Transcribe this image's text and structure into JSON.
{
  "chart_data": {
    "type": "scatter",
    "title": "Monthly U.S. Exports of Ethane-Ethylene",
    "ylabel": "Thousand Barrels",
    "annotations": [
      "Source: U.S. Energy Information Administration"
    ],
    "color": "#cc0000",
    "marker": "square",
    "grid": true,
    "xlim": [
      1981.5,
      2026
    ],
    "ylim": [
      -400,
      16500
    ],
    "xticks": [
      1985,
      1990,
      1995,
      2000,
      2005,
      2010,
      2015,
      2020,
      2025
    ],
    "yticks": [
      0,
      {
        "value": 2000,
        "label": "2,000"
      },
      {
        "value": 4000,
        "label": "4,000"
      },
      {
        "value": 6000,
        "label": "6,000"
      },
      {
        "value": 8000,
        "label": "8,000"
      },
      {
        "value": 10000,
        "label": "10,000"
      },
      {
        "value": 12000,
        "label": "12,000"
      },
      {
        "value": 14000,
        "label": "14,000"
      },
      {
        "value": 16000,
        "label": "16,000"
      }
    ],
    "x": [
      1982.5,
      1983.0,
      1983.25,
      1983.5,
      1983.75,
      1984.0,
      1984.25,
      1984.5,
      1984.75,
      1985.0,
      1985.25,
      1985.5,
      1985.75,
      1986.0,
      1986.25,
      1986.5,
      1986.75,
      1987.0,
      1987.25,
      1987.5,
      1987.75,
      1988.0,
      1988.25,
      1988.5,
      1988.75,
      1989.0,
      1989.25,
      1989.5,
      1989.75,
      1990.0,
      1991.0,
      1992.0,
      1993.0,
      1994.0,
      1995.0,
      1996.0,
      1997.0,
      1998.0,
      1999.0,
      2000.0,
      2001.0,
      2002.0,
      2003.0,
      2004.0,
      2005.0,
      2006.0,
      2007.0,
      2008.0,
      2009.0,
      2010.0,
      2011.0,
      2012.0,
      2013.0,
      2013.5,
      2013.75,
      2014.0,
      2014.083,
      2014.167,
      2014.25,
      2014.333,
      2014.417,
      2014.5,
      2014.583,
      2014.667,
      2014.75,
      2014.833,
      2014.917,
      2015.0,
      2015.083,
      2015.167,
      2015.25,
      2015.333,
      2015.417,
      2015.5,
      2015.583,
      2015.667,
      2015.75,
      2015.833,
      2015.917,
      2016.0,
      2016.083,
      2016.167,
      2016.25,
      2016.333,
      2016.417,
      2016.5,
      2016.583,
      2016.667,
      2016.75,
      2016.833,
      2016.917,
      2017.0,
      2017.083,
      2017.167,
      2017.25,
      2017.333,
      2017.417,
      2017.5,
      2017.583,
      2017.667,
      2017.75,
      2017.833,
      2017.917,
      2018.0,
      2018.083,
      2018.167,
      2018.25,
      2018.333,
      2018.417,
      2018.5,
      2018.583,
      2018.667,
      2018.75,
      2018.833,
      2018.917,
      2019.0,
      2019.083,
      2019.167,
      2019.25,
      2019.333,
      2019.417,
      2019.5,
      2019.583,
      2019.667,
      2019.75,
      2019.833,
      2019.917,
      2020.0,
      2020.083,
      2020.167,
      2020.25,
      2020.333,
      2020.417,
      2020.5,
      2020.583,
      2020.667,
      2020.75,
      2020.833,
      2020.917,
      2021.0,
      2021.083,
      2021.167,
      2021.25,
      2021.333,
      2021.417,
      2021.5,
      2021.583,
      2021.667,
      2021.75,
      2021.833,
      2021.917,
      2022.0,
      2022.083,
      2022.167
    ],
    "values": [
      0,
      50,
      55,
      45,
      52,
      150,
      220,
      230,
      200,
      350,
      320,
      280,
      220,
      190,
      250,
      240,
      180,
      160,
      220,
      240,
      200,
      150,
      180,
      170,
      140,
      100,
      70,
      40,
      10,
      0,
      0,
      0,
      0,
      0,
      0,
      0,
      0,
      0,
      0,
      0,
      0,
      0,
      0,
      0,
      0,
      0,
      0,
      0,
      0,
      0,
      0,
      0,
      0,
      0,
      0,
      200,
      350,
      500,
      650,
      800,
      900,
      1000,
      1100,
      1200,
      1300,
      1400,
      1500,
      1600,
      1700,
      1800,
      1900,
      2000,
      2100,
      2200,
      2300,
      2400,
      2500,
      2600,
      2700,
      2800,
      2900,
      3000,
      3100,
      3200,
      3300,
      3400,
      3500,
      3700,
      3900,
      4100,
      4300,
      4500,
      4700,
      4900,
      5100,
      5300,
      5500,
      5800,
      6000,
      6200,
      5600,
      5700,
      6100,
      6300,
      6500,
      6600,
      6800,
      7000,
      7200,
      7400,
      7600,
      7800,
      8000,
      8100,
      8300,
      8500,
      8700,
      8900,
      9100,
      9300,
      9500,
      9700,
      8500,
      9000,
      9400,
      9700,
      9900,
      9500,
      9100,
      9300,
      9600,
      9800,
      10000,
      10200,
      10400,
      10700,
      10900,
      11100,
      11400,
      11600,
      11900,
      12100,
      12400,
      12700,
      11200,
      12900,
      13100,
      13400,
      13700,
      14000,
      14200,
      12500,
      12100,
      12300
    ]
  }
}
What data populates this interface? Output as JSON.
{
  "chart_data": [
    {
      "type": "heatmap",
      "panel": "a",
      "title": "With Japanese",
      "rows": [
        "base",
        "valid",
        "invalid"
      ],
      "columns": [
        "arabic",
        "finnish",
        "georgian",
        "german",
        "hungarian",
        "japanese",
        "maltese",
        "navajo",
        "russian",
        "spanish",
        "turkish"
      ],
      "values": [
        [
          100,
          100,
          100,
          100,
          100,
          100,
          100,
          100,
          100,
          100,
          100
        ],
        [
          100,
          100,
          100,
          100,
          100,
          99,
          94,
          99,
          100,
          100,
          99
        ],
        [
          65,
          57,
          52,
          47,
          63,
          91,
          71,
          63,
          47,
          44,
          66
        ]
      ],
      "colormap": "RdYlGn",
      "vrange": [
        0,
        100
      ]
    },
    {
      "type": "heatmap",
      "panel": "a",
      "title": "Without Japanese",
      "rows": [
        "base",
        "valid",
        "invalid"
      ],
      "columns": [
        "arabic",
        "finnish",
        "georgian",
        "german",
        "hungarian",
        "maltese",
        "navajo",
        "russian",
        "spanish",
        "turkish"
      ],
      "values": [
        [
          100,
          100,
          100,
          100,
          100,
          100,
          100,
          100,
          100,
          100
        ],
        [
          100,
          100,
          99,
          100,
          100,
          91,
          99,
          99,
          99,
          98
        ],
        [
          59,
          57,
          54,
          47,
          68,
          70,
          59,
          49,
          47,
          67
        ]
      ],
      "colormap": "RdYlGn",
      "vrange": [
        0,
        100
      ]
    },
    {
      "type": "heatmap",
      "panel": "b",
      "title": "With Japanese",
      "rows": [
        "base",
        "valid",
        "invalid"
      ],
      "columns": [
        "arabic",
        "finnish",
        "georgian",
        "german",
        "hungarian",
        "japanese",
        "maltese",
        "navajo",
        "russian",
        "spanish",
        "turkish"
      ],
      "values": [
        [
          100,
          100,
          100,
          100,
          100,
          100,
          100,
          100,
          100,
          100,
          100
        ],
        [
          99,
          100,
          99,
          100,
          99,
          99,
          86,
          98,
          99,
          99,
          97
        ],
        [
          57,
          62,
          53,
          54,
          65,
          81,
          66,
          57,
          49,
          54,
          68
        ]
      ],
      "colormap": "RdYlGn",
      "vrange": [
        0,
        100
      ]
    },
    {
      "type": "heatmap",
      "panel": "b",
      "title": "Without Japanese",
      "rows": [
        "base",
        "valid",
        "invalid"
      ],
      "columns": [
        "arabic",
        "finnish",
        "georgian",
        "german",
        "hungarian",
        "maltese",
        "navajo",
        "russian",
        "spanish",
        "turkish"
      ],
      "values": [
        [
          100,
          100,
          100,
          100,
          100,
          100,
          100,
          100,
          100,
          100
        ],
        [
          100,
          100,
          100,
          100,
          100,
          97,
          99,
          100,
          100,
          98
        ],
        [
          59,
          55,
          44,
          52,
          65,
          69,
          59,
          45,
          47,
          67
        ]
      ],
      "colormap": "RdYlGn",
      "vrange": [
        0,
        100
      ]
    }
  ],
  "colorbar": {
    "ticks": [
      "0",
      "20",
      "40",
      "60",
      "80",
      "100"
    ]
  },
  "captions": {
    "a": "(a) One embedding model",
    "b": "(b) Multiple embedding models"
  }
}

Task details.
Write out every line of the preceding listing that contains "this".

Correct response.
Transcribe this image's text and structure into JSON.
What data populates this interface? Output as JSON.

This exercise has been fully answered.